# [To be done]
Please show every line in the records below that contains the string "size".

** Begin Given records **

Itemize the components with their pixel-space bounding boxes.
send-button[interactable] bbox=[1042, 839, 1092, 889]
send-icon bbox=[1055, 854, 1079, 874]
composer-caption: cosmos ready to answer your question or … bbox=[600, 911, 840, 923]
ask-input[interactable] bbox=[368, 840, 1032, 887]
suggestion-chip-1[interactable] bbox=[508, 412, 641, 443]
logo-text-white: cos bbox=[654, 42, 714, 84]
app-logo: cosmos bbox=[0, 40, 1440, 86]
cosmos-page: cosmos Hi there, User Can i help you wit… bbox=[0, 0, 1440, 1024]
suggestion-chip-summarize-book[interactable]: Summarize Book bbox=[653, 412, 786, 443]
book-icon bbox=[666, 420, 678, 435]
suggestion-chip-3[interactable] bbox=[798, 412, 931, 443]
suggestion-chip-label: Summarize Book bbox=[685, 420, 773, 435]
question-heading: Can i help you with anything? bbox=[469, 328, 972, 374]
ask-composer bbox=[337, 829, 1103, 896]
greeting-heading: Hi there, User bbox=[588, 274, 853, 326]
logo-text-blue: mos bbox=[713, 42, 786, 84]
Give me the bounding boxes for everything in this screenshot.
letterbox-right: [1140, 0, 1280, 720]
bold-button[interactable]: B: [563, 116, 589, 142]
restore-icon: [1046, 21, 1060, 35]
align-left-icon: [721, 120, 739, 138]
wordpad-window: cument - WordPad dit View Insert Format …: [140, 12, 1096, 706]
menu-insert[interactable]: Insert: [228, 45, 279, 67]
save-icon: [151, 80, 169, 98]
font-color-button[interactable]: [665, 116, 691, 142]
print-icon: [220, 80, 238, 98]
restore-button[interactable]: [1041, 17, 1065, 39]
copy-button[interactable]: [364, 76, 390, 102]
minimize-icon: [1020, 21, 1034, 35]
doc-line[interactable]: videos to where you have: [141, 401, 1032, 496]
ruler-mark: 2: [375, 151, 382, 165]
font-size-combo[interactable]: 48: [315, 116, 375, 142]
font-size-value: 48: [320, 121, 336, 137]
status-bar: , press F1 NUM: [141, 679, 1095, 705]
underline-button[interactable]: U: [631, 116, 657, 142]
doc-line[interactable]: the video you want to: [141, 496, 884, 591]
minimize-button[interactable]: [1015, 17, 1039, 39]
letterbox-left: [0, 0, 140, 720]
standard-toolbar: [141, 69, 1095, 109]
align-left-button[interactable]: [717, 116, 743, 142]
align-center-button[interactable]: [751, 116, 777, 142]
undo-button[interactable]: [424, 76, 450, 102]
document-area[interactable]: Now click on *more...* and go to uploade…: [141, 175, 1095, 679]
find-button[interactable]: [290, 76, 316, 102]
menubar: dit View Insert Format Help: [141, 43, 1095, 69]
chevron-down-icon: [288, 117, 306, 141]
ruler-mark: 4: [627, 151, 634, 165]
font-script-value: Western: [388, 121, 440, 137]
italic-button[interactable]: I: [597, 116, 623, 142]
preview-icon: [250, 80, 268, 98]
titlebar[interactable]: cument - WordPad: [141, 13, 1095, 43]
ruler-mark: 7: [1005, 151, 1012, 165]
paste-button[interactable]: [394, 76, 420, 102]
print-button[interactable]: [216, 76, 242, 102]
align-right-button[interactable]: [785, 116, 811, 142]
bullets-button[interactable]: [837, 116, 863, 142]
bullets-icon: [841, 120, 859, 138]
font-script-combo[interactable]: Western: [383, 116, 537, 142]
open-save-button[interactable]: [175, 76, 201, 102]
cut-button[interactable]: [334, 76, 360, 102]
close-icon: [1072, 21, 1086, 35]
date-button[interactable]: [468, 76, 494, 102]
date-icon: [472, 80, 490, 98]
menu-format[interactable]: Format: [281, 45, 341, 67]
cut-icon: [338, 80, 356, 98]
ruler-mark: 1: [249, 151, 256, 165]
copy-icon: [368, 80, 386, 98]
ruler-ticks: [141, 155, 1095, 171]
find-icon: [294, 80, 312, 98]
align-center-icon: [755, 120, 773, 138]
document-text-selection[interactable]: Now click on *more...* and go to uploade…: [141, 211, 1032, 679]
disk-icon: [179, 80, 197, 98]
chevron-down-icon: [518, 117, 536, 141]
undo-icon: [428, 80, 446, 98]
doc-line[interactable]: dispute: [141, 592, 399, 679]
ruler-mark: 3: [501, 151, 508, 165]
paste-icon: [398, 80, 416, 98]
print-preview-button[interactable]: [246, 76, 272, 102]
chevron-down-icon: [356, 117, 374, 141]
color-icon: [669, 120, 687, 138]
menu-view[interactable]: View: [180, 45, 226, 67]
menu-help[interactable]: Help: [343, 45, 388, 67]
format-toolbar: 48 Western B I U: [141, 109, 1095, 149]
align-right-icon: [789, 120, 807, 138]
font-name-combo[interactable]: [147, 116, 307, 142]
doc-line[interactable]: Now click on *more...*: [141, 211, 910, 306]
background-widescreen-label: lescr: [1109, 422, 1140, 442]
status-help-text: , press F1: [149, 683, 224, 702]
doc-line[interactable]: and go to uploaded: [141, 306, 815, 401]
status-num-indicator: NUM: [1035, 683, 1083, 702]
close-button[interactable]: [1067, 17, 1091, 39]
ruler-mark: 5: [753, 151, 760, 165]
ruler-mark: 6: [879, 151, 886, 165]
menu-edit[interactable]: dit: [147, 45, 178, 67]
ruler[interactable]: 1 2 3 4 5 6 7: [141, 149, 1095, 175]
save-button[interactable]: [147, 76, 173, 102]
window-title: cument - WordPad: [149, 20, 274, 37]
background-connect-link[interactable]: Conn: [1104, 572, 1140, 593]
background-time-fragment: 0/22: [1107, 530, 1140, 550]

** End Given records **

# [Written solution]
font-size-combo[interactable]: 48: [315, 116, 375, 142]
font-size-value: 48: [320, 121, 336, 137]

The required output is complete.